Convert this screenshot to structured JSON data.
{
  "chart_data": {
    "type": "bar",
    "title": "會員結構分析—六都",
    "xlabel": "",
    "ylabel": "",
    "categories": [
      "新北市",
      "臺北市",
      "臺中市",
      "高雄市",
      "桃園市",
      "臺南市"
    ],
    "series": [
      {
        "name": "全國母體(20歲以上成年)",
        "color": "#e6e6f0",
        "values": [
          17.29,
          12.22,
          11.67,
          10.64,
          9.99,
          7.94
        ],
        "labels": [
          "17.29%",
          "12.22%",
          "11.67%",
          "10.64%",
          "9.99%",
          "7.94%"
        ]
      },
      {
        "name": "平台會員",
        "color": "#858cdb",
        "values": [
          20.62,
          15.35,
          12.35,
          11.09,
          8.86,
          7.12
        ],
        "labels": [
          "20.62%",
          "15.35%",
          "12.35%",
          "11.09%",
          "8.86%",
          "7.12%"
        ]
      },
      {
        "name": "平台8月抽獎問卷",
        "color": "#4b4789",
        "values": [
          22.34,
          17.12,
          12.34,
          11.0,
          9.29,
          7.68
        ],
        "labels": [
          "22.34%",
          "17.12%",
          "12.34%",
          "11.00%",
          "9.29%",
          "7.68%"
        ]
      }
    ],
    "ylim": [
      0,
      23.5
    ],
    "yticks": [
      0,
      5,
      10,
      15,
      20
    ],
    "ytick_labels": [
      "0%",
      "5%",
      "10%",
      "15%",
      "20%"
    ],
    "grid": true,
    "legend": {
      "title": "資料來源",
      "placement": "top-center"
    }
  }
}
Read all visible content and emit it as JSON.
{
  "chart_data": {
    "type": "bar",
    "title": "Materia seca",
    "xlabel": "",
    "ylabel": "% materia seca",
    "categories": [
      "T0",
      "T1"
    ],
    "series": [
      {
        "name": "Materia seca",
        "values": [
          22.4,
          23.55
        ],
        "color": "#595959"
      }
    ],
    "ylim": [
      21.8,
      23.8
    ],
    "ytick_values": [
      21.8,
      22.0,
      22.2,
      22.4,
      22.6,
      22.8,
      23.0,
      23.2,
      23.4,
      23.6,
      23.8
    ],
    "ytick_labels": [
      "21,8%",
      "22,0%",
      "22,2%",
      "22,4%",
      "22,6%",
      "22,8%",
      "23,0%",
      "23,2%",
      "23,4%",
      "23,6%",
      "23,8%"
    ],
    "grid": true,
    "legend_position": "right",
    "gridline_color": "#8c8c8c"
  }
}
┄┄┄┄┄┄┄┄┄┄
**WHAT IS EXPECTED**:
Pull every line containing the word "title" out of the material and copy it.

**EXERCISE RESULT**:
    "title": "會員結構分析—六都",
      "title": "資料來源",
    "title": "Materia seca",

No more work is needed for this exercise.